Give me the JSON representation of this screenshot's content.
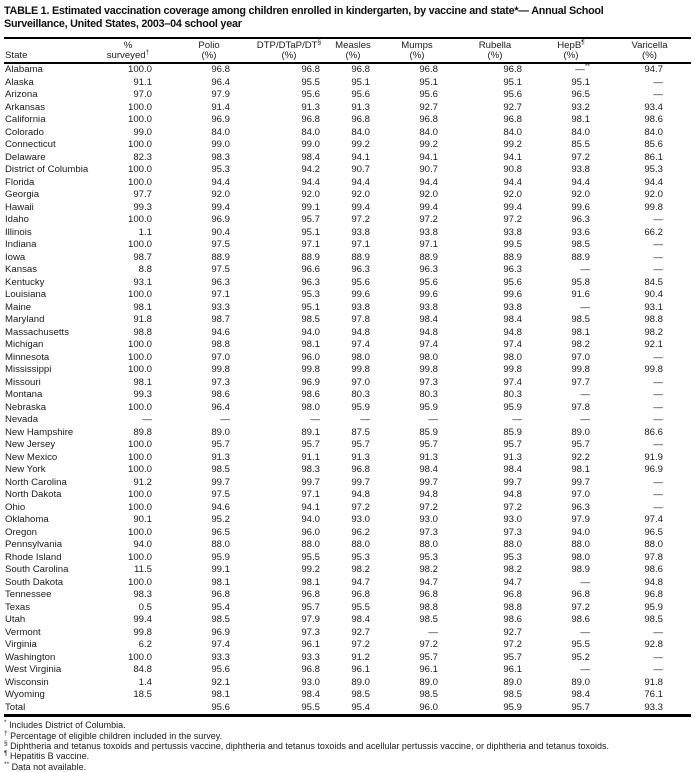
{
  "title": {
    "lines": [
      "TABLE 1. Estimated vaccination coverage among children enrolled in kindergarten, by vaccine and state*— Annual School",
      "Surveillance, United States, 2003–04 school year"
    ]
  },
  "table": {
    "missing_symbol": "—",
    "columns": [
      {
        "id": "state",
        "l1": "",
        "s1": "",
        "l2": "State",
        "s2": ""
      },
      {
        "id": "pct-surveyed",
        "l1": "%",
        "s1": "",
        "l2": "surveyed",
        "s2": "†"
      },
      {
        "id": "polio",
        "l1": "Polio",
        "s1": "",
        "l2": "(%)",
        "s2": ""
      },
      {
        "id": "dtp-dtap-dt",
        "l1": "DTP/DTaP/DT",
        "s1": "§",
        "l2": "(%)",
        "s2": ""
      },
      {
        "id": "measles",
        "l1": "Measles",
        "s1": "",
        "l2": "(%)",
        "s2": ""
      },
      {
        "id": "mumps",
        "l1": "Mumps",
        "s1": "",
        "l2": "(%)",
        "s2": ""
      },
      {
        "id": "rubella",
        "l1": "Rubella",
        "s1": "",
        "l2": "(%)",
        "s2": ""
      },
      {
        "id": "hepb",
        "l1": "HepB",
        "s1": "¶",
        "l2": "(%)",
        "s2": ""
      },
      {
        "id": "varicella",
        "l1": "Varicella",
        "s1": "",
        "l2": "(%)",
        "s2": ""
      }
    ],
    "rows": [
      {
        "state": "Alabama",
        "values": [
          "100.0",
          "96.8",
          "96.8",
          "96.8",
          "96.8",
          "96.8",
          "—**",
          "94.7"
        ]
      },
      {
        "state": "Alaska",
        "values": [
          "91.1",
          "96.4",
          "95.5",
          "95.1",
          "95.1",
          "95.1",
          "95.1",
          "—"
        ]
      },
      {
        "state": "Arizona",
        "values": [
          "97.0",
          "97.9",
          "95.6",
          "95.6",
          "95.6",
          "95.6",
          "96.5",
          "—"
        ]
      },
      {
        "state": "Arkansas",
        "values": [
          "100.0",
          "91.4",
          "91.3",
          "91.3",
          "92.7",
          "92.7",
          "93.2",
          "93.4"
        ]
      },
      {
        "state": "California",
        "values": [
          "100.0",
          "96.9",
          "96.8",
          "96.8",
          "96.8",
          "96.8",
          "98.1",
          "98.6"
        ]
      },
      {
        "state": "Colorado",
        "values": [
          "99.0",
          "84.0",
          "84.0",
          "84.0",
          "84.0",
          "84.0",
          "84.0",
          "84.0"
        ]
      },
      {
        "state": "Connecticut",
        "values": [
          "100.0",
          "99.0",
          "99.0",
          "99.2",
          "99.2",
          "99.2",
          "85.5",
          "85.6"
        ]
      },
      {
        "state": "Delaware",
        "values": [
          "82.3",
          "98.3",
          "98.4",
          "94.1",
          "94.1",
          "94.1",
          "97.2",
          "86.1"
        ]
      },
      {
        "state": "District of Columbia",
        "values": [
          "100.0",
          "95.3",
          "94.2",
          "90.7",
          "90.7",
          "90.8",
          "93.8",
          "95.3"
        ]
      },
      {
        "state": "Florida",
        "values": [
          "100.0",
          "94.4",
          "94.4",
          "94.4",
          "94.4",
          "94.4",
          "94.4",
          "94.4"
        ]
      },
      {
        "state": "Georgia",
        "values": [
          "97.7",
          "92.0",
          "92.0",
          "92.0",
          "92.0",
          "92.0",
          "92.0",
          "92.0"
        ]
      },
      {
        "state": "Hawaii",
        "values": [
          "99.3",
          "99.4",
          "99.1",
          "99.4",
          "99.4",
          "99.4",
          "99.6",
          "99.8"
        ]
      },
      {
        "state": "Idaho",
        "values": [
          "100.0",
          "96.9",
          "95.7",
          "97.2",
          "97.2",
          "97.2",
          "96.3",
          "—"
        ]
      },
      {
        "state": "Illinois",
        "values": [
          "1.1",
          "90.4",
          "95.1",
          "93.8",
          "93.8",
          "93.8",
          "93.6",
          "66.2"
        ]
      },
      {
        "state": "Indiana",
        "values": [
          "100.0",
          "97.5",
          "97.1",
          "97.1",
          "97.1",
          "99.5",
          "98.5",
          "—"
        ]
      },
      {
        "state": "Iowa",
        "values": [
          "98.7",
          "88.9",
          "88.9",
          "88.9",
          "88.9",
          "88.9",
          "88.9",
          "—"
        ]
      },
      {
        "state": "Kansas",
        "values": [
          "8.8",
          "97.5",
          "96.6",
          "96.3",
          "96.3",
          "96.3",
          "—",
          "—"
        ]
      },
      {
        "state": "Kentucky",
        "values": [
          "93.1",
          "96.3",
          "96.3",
          "95.6",
          "95.6",
          "95.6",
          "95.8",
          "84.5"
        ]
      },
      {
        "state": "Louisiana",
        "values": [
          "100.0",
          "97.1",
          "95.3",
          "99.6",
          "99.6",
          "99.6",
          "91.6",
          "90.4"
        ]
      },
      {
        "state": "Maine",
        "values": [
          "98.1",
          "93.3",
          "95.1",
          "93.8",
          "93.8",
          "93.8",
          "—",
          "93.1"
        ]
      },
      {
        "state": "Maryland",
        "values": [
          "91.8",
          "98.7",
          "98.5",
          "97.8",
          "98.4",
          "98.4",
          "98.5",
          "98.8"
        ]
      },
      {
        "state": "Massachusetts",
        "values": [
          "98.8",
          "94.6",
          "94.0",
          "94.8",
          "94.8",
          "94.8",
          "98.1",
          "98.2"
        ]
      },
      {
        "state": "Michigan",
        "values": [
          "100.0",
          "98.8",
          "98.1",
          "97.4",
          "97.4",
          "97.4",
          "98.2",
          "92.1"
        ]
      },
      {
        "state": "Minnesota",
        "values": [
          "100.0",
          "97.0",
          "96.0",
          "98.0",
          "98.0",
          "98.0",
          "97.0",
          "—"
        ]
      },
      {
        "state": "Mississippi",
        "values": [
          "100.0",
          "99.8",
          "99.8",
          "99.8",
          "99.8",
          "99.8",
          "99.8",
          "99.8"
        ]
      },
      {
        "state": "Missouri",
        "values": [
          "98.1",
          "97.3",
          "96.9",
          "97.0",
          "97.3",
          "97.4",
          "97.7",
          "—"
        ]
      },
      {
        "state": "Montana",
        "values": [
          "99.3",
          "98.6",
          "98.6",
          "80.3",
          "80.3",
          "80.3",
          "—",
          "—"
        ]
      },
      {
        "state": "Nebraska",
        "values": [
          "100.0",
          "96.4",
          "98.0",
          "95.9",
          "95.9",
          "95.9",
          "97.8",
          "—"
        ]
      },
      {
        "state": "Nevada",
        "values": [
          "—",
          "—",
          "—",
          "—",
          "—",
          "—",
          "—",
          "—"
        ]
      },
      {
        "state": "New Hampshire",
        "values": [
          "89.8",
          "89.0",
          "89.1",
          "87.5",
          "85.9",
          "85.9",
          "89.0",
          "86.6"
        ]
      },
      {
        "state": "New Jersey",
        "values": [
          "100.0",
          "95.7",
          "95.7",
          "95.7",
          "95.7",
          "95.7",
          "95.7",
          "—"
        ]
      },
      {
        "state": "New Mexico",
        "values": [
          "100.0",
          "91.3",
          "91.1",
          "91.3",
          "91.3",
          "91.3",
          "92.2",
          "91.9"
        ]
      },
      {
        "state": "New York",
        "values": [
          "100.0",
          "98.5",
          "98.3",
          "96.8",
          "98.4",
          "98.4",
          "98.1",
          "96.9"
        ]
      },
      {
        "state": "North Carolina",
        "values": [
          "91.2",
          "99.7",
          "99.7",
          "99.7",
          "99.7",
          "99.7",
          "99.7",
          "—"
        ]
      },
      {
        "state": "North Dakota",
        "values": [
          "100.0",
          "97.5",
          "97.1",
          "94.8",
          "94.8",
          "94.8",
          "97.0",
          "—"
        ]
      },
      {
        "state": "Ohio",
        "values": [
          "100.0",
          "94.6",
          "94.1",
          "97.2",
          "97.2",
          "97.2",
          "96.3",
          "—"
        ]
      },
      {
        "state": "Oklahoma",
        "values": [
          "90.1",
          "95.2",
          "94.0",
          "93.0",
          "93.0",
          "93.0",
          "97.9",
          "97.4"
        ]
      },
      {
        "state": "Oregon",
        "values": [
          "100.0",
          "96.5",
          "96.0",
          "96.2",
          "97.3",
          "97.3",
          "94.0",
          "96.5"
        ]
      },
      {
        "state": "Pennsylvania",
        "values": [
          "94.0",
          "88.0",
          "88.0",
          "88.0",
          "88.0",
          "88.0",
          "88.0",
          "88.0"
        ]
      },
      {
        "state": "Rhode Island",
        "values": [
          "100.0",
          "95.9",
          "95.5",
          "95.3",
          "95.3",
          "95.3",
          "98.0",
          "97.8"
        ]
      },
      {
        "state": "South Carolina",
        "values": [
          "11.5",
          "99.1",
          "99.2",
          "98.2",
          "98.2",
          "98.2",
          "98.9",
          "98.6"
        ]
      },
      {
        "state": "South Dakota",
        "values": [
          "100.0",
          "98.1",
          "98.1",
          "94.7",
          "94.7",
          "94.7",
          "—",
          "94.8"
        ]
      },
      {
        "state": "Tennessee",
        "values": [
          "98.3",
          "96.8",
          "96.8",
          "96.8",
          "96.8",
          "96.8",
          "96.8",
          "96.8"
        ]
      },
      {
        "state": "Texas",
        "values": [
          "0.5",
          "95.4",
          "95.7",
          "95.5",
          "98.8",
          "98.8",
          "97.2",
          "95.9"
        ]
      },
      {
        "state": "Utah",
        "values": [
          "99.4",
          "98.5",
          "97.9",
          "98.4",
          "98.5",
          "98.6",
          "98.6",
          "98.5"
        ]
      },
      {
        "state": "Vermont",
        "values": [
          "99.8",
          "96.9",
          "97.3",
          "92.7",
          "—",
          "92.7",
          "—",
          "—"
        ]
      },
      {
        "state": "Virginia",
        "values": [
          "6.2",
          "97.4",
          "96.1",
          "97.2",
          "97.2",
          "97.2",
          "95.5",
          "92.8"
        ]
      },
      {
        "state": "Washington",
        "values": [
          "100.0",
          "93.3",
          "93.3",
          "91.2",
          "95.7",
          "95.7",
          "95.2",
          "—"
        ]
      },
      {
        "state": "West Virginia",
        "values": [
          "84.8",
          "95.6",
          "96.8",
          "96.1",
          "96.1",
          "96.1",
          "—",
          "—"
        ]
      },
      {
        "state": "Wisconsin",
        "values": [
          "1.4",
          "92.1",
          "93.0",
          "89.0",
          "89.0",
          "89.0",
          "89.0",
          "91.8"
        ]
      },
      {
        "state": "Wyoming",
        "values": [
          "18.5",
          "98.1",
          "98.4",
          "98.5",
          "98.5",
          "98.5",
          "98.4",
          "76.1"
        ]
      }
    ],
    "total_row": {
      "state": "Total",
      "values": [
        "",
        "95.6",
        "95.5",
        "95.4",
        "96.0",
        "95.9",
        "95.7",
        "93.3"
      ]
    }
  },
  "footnotes": [
    {
      "marker": "*",
      "text": "Includes District of Columbia."
    },
    {
      "marker": "†",
      "text": "Percentage of eligible children included in the survey."
    },
    {
      "marker": "§",
      "text": "Diphtheria and tetanus toxoids and pertussis vaccine, diphtheria and tetanus toxoids and acellular pertussis vaccine, or diphtheria and tetanus toxoids."
    },
    {
      "marker": "¶",
      "text": "Hepatitis B vaccine."
    },
    {
      "marker": "**",
      "text": "Data not available."
    }
  ],
  "colors": {
    "text": "#1b1b1b",
    "rule": "#000000",
    "background": "#ffffff"
  }
}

_____

_STATED TASK:_
Return all lines of the material above in which the word "marker" occurs.

_REPLY TO THE TASK:_
      "marker": "*",
      "marker": "†",
      "marker": "§",
      "marker": "¶",
      "marker": "**",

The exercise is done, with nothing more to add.